Data entries

BEGIN

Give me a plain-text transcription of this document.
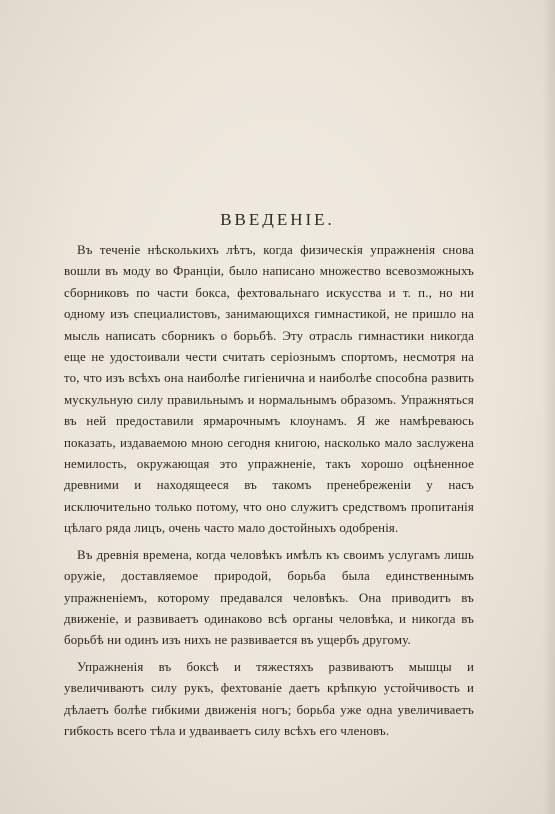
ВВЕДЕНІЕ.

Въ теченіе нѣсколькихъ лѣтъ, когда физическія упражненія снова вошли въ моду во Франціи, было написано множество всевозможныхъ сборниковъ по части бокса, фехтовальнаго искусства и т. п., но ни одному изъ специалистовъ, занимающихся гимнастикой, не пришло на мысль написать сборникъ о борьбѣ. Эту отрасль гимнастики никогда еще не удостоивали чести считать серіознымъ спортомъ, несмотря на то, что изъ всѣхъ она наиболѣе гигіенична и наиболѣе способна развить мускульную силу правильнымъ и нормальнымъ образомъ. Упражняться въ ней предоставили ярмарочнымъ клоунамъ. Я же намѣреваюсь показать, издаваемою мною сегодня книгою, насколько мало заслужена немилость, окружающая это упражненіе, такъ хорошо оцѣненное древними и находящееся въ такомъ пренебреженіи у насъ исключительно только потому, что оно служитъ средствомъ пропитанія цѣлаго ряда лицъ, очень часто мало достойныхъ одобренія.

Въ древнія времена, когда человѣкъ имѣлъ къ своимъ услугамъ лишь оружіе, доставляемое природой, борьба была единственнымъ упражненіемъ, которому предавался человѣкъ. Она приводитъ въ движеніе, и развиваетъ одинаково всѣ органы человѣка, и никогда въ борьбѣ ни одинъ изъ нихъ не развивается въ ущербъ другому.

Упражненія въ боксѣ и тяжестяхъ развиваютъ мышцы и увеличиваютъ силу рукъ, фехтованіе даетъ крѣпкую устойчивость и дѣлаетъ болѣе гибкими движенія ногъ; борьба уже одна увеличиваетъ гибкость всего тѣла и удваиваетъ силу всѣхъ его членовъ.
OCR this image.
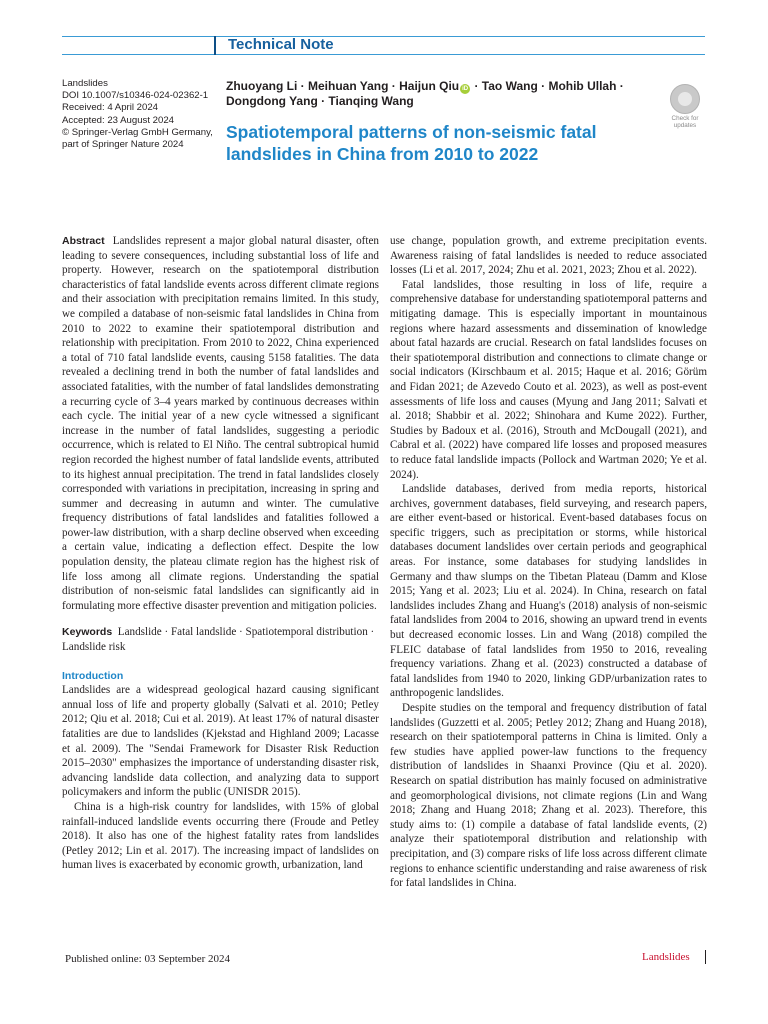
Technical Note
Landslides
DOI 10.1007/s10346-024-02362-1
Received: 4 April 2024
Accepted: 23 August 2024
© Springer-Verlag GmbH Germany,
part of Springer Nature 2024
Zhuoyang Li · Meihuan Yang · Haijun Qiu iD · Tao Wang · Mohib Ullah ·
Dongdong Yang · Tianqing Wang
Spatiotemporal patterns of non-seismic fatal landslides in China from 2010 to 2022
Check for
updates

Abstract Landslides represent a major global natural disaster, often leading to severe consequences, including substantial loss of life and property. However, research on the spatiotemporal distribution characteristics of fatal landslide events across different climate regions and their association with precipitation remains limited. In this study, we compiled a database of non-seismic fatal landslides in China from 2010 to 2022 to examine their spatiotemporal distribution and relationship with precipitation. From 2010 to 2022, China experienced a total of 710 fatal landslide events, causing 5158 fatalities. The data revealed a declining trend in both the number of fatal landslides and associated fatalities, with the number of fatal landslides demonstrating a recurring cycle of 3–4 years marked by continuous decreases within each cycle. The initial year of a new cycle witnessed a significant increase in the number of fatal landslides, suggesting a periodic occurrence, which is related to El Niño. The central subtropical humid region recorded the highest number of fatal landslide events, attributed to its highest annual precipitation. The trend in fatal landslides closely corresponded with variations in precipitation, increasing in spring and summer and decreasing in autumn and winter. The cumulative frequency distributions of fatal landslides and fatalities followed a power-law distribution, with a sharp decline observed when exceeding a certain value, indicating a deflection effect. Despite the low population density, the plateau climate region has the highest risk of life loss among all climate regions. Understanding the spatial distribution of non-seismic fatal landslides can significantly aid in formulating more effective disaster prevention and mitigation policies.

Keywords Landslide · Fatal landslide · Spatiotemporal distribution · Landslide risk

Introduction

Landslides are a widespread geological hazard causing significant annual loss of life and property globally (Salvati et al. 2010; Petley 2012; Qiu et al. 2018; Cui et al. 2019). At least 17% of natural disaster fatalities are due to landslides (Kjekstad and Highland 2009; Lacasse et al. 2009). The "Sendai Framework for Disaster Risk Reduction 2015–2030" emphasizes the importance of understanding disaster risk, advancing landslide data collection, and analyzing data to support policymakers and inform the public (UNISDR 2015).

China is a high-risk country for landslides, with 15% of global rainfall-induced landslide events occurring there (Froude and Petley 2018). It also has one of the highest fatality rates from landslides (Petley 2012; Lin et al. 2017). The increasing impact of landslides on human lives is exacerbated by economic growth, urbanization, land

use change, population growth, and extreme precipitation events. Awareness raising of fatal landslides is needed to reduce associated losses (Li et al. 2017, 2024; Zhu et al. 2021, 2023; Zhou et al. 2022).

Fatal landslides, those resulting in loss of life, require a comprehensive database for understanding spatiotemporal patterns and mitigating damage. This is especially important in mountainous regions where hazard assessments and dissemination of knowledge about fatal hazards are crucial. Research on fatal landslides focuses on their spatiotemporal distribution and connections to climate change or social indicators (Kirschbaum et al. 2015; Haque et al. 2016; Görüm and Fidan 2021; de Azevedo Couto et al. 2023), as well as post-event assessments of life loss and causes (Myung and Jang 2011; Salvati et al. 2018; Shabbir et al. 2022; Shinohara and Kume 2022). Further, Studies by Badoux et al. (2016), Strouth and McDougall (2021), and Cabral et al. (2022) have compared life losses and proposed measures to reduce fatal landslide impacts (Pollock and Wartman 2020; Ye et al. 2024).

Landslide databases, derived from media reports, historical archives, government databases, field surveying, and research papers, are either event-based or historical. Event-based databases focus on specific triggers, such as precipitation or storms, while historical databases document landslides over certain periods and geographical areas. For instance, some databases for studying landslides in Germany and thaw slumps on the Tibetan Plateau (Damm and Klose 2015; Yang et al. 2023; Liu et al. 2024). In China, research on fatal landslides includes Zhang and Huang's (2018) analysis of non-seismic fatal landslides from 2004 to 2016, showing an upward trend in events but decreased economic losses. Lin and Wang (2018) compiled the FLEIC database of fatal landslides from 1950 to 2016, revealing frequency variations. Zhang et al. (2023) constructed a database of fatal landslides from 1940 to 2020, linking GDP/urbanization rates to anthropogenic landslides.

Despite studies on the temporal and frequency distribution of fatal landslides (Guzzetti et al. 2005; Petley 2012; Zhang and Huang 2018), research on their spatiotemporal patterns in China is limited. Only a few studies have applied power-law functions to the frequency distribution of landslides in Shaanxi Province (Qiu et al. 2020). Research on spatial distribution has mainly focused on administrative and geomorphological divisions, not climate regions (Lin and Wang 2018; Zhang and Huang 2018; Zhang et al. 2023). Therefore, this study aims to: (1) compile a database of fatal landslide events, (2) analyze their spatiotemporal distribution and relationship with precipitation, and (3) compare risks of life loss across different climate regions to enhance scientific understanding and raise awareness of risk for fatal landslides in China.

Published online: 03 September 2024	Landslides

END

■ WORK TO BE COMPLETED: Do not include the images; transcribe the rest of the listing exactly.

■ WORKED SOLUTION:
Give me a plain-text transcription of this document.
ВВЕДЕНІЕ.

Въ теченіе нѣсколькихъ лѣтъ, когда физическія упражненія снова вошли въ моду во Франціи, было написано множество всевозможныхъ сборниковъ по части бокса, фехтовальнаго искусства и т. п., но ни одному изъ специалистовъ, занимающихся гимнастикой, не пришло на мысль написать сборникъ о борьбѣ. Эту отрасль гимнастики никогда еще не удостоивали чести считать серіознымъ спортомъ, несмотря на то, что изъ всѣхъ она наиболѣе гигіенична и наиболѣе способна развить мускульную силу правильнымъ и нормальнымъ образомъ. Упражняться въ ней предоставили ярмарочнымъ клоунамъ. Я же намѣреваюсь показать, издаваемою мною сегодня книгою, насколько мало заслужена немилость, окружающая это упражненіе, такъ хорошо оцѣненное древними и находящееся въ такомъ пренебреженіи у насъ исключительно только потому, что оно служитъ средствомъ пропитанія цѣлаго ряда лицъ, очень часто мало достойныхъ одобренія.

Въ древнія времена, когда человѣкъ имѣлъ къ своимъ услугамъ лишь оружіе, доставляемое природой, борьба была единственнымъ упражненіемъ, которому предавался человѣкъ. Она приводитъ въ движеніе, и развиваетъ одинаково всѣ органы человѣка, и никогда въ борьбѣ ни одинъ изъ нихъ не развивается въ ущербъ другому.

Упражненія въ боксѣ и тяжестяхъ развиваютъ мышцы и увеличиваютъ силу рукъ, фехтованіе даетъ крѣпкую устойчивость и дѣлаетъ болѣе гибкими движенія ногъ; борьба уже одна увеличиваетъ гибкость всего тѣла и удваиваетъ силу всѣхъ его членовъ.
OCR this image.
Technical Note
Landslides
DOI 10.1007/s10346-024-02362-1
Received: 4 April 2024
Accepted: 23 August 2024
© Springer-Verlag GmbH Germany,
part of Springer Nature 2024
Zhuoyang Li · Meihuan Yang · Haijun Qiu iD · Tao Wang · Mohib Ullah ·
Dongdong Yang · Tianqing Wang
Spatiotemporal patterns of non-seismic fatal landslides in China from 2010 to 2022
Check for
updates

Abstract Landslides represent a major global natural disaster, often leading to severe consequences, including substantial loss of life and property. However, research on the spatiotemporal distribution characteristics of fatal landslide events across different climate regions and their association with precipitation remains limited. In this study, we compiled a database of non-seismic fatal landslides in China from 2010 to 2022 to examine their spatiotemporal distribution and relationship with precipitation. From 2010 to 2022, China experienced a total of 710 fatal landslide events, causing 5158 fatalities. The data revealed a declining trend in both the number of fatal landslides and associated fatalities, with the number of fatal landslides demonstrating a recurring cycle of 3–4 years marked by continuous decreases within each cycle. The initial year of a new cycle witnessed a significant increase in the number of fatal landslides, suggesting a periodic occurrence, which is related to El Niño. The central subtropical humid region recorded the highest number of fatal landslide events, attributed to its highest annual precipitation. The trend in fatal landslides closely corresponded with variations in precipitation, increasing in spring and summer and decreasing in autumn and winter. The cumulative frequency distributions of fatal landslides and fatalities followed a power-law distribution, with a sharp decline observed when exceeding a certain value, indicating a deflection effect. Despite the low population density, the plateau climate region has the highest risk of life loss among all climate regions. Understanding the spatial distribution of non-seismic fatal landslides can significantly aid in formulating more effective disaster prevention and mitigation policies.

Keywords Landslide · Fatal landslide · Spatiotemporal distribution · Landslide risk

Introduction

Landslides are a widespread geological hazard causing significant annual loss of life and property globally (Salvati et al. 2010; Petley 2012; Qiu et al. 2018; Cui et al. 2019). At least 17% of natural disaster fatalities are due to landslides (Kjekstad and Highland 2009; Lacasse et al. 2009). The "Sendai Framework for Disaster Risk Reduction 2015–2030" emphasizes the importance of understanding disaster risk, advancing landslide data collection, and analyzing data to support policymakers and inform the public (UNISDR 2015).

China is a high-risk country for landslides, with 15% of global rainfall-induced landslide events occurring there (Froude and Petley 2018). It also has one of the highest fatality rates from landslides (Petley 2012; Lin et al. 2017). The increasing impact of landslides on human lives is exacerbated by economic growth, urbanization, land

use change, population growth, and extreme precipitation events. Awareness raising of fatal landslides is needed to reduce associated losses (Li et al. 2017, 2024; Zhu et al. 2021, 2023; Zhou et al. 2022).

Fatal landslides, those resulting in loss of life, require a comprehensive database for understanding spatiotemporal patterns and mitigating damage. This is especially important in mountainous regions where hazard assessments and dissemination of knowledge about fatal hazards are crucial. Research on fatal landslides focuses on their spatiotemporal distribution and connections to climate change or social indicators (Kirschbaum et al. 2015; Haque et al. 2016; Görüm and Fidan 2021; de Azevedo Couto et al. 2023), as well as post-event assessments of life loss and causes (Myung and Jang 2011; Salvati et al. 2018; Shabbir et al. 2022; Shinohara and Kume 2022). Further, Studies by Badoux et al. (2016), Strouth and McDougall (2021), and Cabral et al. (2022) have compared life losses and proposed measures to reduce fatal landslide impacts (Pollock and Wartman 2020; Ye et al. 2024).

Landslide databases, derived from media reports, historical archives, government databases, field surveying, and research papers, are either event-based or historical. Event-based databases focus on specific triggers, such as precipitation or storms, while historical databases document landslides over certain periods and geographical areas. For instance, some databases for studying landslides in Germany and thaw slumps on the Tibetan Plateau (Damm and Klose 2015; Yang et al. 2023; Liu et al. 2024). In China, research on fatal landslides includes Zhang and Huang's (2018) analysis of non-seismic fatal landslides from 2004 to 2016, showing an upward trend in events but decreased economic losses. Lin and Wang (2018) compiled the FLEIC database of fatal landslides from 1950 to 2016, revealing frequency variations. Zhang et al. (2023) constructed a database of fatal landslides from 1940 to 2020, linking GDP/urbanization rates to anthropogenic landslides.

Despite studies on the temporal and frequency distribution of fatal landslides (Guzzetti et al. 2005; Petley 2012; Zhang and Huang 2018), research on their spatiotemporal patterns in China is limited. Only a few studies have applied power-law functions to the frequency distribution of landslides in Shaanxi Province (Qiu et al. 2020). Research on spatial distribution has mainly focused on administrative and geomorphological divisions, not climate regions (Lin and Wang 2018; Zhang and Huang 2018; Zhang et al. 2023). Therefore, this study aims to: (1) compile a database of fatal landslide events, (2) analyze their spatiotemporal distribution and relationship with precipitation, and (3) compare risks of life loss across different climate regions to enhance scientific understanding and raise awareness of risk for fatal landslides in China.

Published online: 03 September 2024	Landslides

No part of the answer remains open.